-- Instructions to follow --
Repeat the material below exactly, line for line.

-- Data records --
## Begin
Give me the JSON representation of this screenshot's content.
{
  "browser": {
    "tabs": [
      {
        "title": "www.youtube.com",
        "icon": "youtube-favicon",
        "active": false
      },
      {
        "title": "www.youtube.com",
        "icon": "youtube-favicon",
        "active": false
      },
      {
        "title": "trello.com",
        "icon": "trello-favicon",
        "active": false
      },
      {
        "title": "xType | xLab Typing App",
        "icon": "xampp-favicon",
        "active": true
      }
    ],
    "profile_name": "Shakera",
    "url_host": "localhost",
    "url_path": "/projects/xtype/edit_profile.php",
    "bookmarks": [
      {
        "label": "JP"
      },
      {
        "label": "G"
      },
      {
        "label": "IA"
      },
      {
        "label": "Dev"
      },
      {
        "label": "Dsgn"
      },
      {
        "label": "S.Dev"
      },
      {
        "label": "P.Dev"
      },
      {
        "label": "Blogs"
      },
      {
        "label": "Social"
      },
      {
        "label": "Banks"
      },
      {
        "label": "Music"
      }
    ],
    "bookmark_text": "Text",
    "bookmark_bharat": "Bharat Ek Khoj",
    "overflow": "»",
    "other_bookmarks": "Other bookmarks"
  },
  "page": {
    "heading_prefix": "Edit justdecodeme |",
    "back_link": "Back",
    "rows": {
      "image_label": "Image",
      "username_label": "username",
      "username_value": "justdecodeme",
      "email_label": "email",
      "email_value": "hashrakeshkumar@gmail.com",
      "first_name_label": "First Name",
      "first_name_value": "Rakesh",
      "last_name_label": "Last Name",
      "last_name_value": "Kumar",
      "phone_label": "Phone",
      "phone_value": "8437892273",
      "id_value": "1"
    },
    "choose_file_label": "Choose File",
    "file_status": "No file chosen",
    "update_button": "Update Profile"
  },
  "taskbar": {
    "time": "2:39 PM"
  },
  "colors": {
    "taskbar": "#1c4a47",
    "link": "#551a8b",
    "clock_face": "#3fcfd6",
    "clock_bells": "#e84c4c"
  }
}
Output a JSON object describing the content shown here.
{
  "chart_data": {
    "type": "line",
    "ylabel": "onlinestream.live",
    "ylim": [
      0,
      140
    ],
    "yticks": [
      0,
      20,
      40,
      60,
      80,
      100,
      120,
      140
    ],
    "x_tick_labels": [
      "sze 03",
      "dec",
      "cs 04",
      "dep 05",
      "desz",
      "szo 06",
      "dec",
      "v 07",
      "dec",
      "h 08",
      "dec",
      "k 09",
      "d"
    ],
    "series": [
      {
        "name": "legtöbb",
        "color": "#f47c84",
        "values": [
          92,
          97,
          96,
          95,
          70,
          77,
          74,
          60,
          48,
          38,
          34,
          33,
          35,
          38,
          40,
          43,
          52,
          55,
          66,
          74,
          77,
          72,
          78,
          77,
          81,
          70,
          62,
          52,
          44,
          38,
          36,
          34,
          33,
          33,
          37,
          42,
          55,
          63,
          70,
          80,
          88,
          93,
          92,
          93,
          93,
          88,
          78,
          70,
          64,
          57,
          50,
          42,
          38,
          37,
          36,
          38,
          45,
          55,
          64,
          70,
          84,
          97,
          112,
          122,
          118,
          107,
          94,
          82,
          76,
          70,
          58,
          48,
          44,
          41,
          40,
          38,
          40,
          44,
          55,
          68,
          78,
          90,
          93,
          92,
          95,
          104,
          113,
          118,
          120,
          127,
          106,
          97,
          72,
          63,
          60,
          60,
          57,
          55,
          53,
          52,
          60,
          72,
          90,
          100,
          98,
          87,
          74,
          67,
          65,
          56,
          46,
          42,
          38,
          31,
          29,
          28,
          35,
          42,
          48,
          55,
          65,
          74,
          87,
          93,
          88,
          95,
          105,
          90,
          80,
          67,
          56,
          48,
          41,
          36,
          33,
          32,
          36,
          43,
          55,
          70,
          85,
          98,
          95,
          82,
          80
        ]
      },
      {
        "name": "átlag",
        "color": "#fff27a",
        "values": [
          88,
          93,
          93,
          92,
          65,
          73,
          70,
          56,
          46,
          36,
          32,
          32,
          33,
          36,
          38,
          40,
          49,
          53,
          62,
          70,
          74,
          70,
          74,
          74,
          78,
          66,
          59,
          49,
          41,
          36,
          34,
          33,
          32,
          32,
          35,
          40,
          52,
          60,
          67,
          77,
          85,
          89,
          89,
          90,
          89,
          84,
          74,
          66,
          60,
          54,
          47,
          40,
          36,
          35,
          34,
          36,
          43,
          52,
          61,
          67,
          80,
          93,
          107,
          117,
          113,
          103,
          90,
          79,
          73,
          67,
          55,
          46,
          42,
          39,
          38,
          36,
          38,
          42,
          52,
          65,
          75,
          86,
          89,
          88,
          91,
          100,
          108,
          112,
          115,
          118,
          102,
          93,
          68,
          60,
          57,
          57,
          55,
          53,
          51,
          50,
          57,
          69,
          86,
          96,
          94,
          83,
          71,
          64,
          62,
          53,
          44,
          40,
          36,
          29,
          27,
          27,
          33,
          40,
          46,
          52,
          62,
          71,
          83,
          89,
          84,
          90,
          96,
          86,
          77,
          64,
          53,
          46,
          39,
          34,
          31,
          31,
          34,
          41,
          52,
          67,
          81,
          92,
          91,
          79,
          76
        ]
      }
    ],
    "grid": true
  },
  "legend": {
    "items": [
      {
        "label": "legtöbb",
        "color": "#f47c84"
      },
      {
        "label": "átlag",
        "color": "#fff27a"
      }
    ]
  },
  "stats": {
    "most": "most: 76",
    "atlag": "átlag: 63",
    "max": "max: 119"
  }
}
## End
-- Result of the exercise --
Give me the JSON representation of this screenshot's content.
{
  "browser": {
    "tabs": [
      {
        "title": "www.youtube.com",
        "icon": "youtube-favicon",
        "active": false
      },
      {
        "title": "www.youtube.com",
        "icon": "youtube-favicon",
        "active": false
      },
      {
        "title": "trello.com",
        "icon": "trello-favicon",
        "active": false
      },
      {
        "title": "xType | xLab Typing App",
        "icon": "xampp-favicon",
        "active": true
      }
    ],
    "profile_name": "Shakera",
    "url_host": "localhost",
    "url_path": "/projects/xtype/edit_profile.php",
    "bookmarks": [
      {
        "label": "JP"
      },
      {
        "label": "G"
      },
      {
        "label": "IA"
      },
      {
        "label": "Dev"
      },
      {
        "label": "Dsgn"
      },
      {
        "label": "S.Dev"
      },
      {
        "label": "P.Dev"
      },
      {
        "label": "Blogs"
      },
      {
        "label": "Social"
      },
      {
        "label": "Banks"
      },
      {
        "label": "Music"
      }
    ],
    "bookmark_text": "Text",
    "bookmark_bharat": "Bharat Ek Khoj",
    "overflow": "»",
    "other_bookmarks": "Other bookmarks"
  },
  "page": {
    "heading_prefix": "Edit justdecodeme |",
    "back_link": "Back",
    "rows": {
      "image_label": "Image",
      "username_label": "username",
      "username_value": "justdecodeme",
      "email_label": "email",
      "email_value": "hashrakeshkumar@gmail.com",
      "first_name_label": "First Name",
      "first_name_value": "Rakesh",
      "last_name_label": "Last Name",
      "last_name_value": "Kumar",
      "phone_label": "Phone",
      "phone_value": "8437892273",
      "id_value": "1"
    },
    "choose_file_label": "Choose File",
    "file_status": "No file chosen",
    "update_button": "Update Profile"
  },
  "taskbar": {
    "time": "2:39 PM"
  },
  "colors": {
    "taskbar": "#1c4a47",
    "link": "#551a8b",
    "clock_face": "#3fcfd6",
    "clock_bells": "#e84c4c"
  }
}
Output a JSON object describing the content shown here.
{
  "chart_data": {
    "type": "line",
    "ylabel": "onlinestream.live",
    "ylim": [
      0,
      140
    ],
    "yticks": [
      0,
      20,
      40,
      60,
      80,
      100,
      120,
      140
    ],
    "x_tick_labels": [
      "sze 03",
      "dec",
      "cs 04",
      "dep 05",
      "desz",
      "szo 06",
      "dec",
      "v 07",
      "dec",
      "h 08",
      "dec",
      "k 09",
      "d"
    ],
    "series": [
      {
        "name": "legtöbb",
        "color": "#f47c84",
        "values": [
          92,
          97,
          96,
          95,
          70,
          77,
          74,
          60,
          48,
          38,
          34,
          33,
          35,
          38,
          40,
          43,
          52,
          55,
          66,
          74,
          77,
          72,
          78,
          77,
          81,
          70,
          62,
          52,
          44,
          38,
          36,
          34,
          33,
          33,
          37,
          42,
          55,
          63,
          70,
          80,
          88,
          93,
          92,
          93,
          93,
          88,
          78,
          70,
          64,
          57,
          50,
          42,
          38,
          37,
          36,
          38,
          45,
          55,
          64,
          70,
          84,
          97,
          112,
          122,
          118,
          107,
          94,
          82,
          76,
          70,
          58,
          48,
          44,
          41,
          40,
          38,
          40,
          44,
          55,
          68,
          78,
          90,
          93,
          92,
          95,
          104,
          113,
          118,
          120,
          127,
          106,
          97,
          72,
          63,
          60,
          60,
          57,
          55,
          53,
          52,
          60,
          72,
          90,
          100,
          98,
          87,
          74,
          67,
          65,
          56,
          46,
          42,
          38,
          31,
          29,
          28,
          35,
          42,
          48,
          55,
          65,
          74,
          87,
          93,
          88,
          95,
          105,
          90,
          80,
          67,
          56,
          48,
          41,
          36,
          33,
          32,
          36,
          43,
          55,
          70,
          85,
          98,
          95,
          82,
          80
        ]
      },
      {
        "name": "átlag",
        "color": "#fff27a",
        "values": [
          88,
          93,
          93,
          92,
          65,
          73,
          70,
          56,
          46,
          36,
          32,
          32,
          33,
          36,
          38,
          40,
          49,
          53,
          62,
          70,
          74,
          70,
          74,
          74,
          78,
          66,
          59,
          49,
          41,
          36,
          34,
          33,
          32,
          32,
          35,
          40,
          52,
          60,
          67,
          77,
          85,
          89,
          89,
          90,
          89,
          84,
          74,
          66,
          60,
          54,
          47,
          40,
          36,
          35,
          34,
          36,
          43,
          52,
          61,
          67,
          80,
          93,
          107,
          117,
          113,
          103,
          90,
          79,
          73,
          67,
          55,
          46,
          42,
          39,
          38,
          36,
          38,
          42,
          52,
          65,
          75,
          86,
          89,
          88,
          91,
          100,
          108,
          112,
          115,
          118,
          102,
          93,
          68,
          60,
          57,
          57,
          55,
          53,
          51,
          50,
          57,
          69,
          86,
          96,
          94,
          83,
          71,
          64,
          62,
          53,
          44,
          40,
          36,
          29,
          27,
          27,
          33,
          40,
          46,
          52,
          62,
          71,
          83,
          89,
          84,
          90,
          96,
          86,
          77,
          64,
          53,
          46,
          39,
          34,
          31,
          31,
          34,
          41,
          52,
          67,
          81,
          92,
          91,
          79,
          76
        ]
      }
    ],
    "grid": true
  },
  "legend": {
    "items": [
      {
        "label": "legtöbb",
        "color": "#f47c84"
      },
      {
        "label": "átlag",
        "color": "#fff27a"
      }
    ]
  },
  "stats": {
    "most": "most: 76",
    "atlag": "átlag: 63",
    "max": "max: 119"
  }
}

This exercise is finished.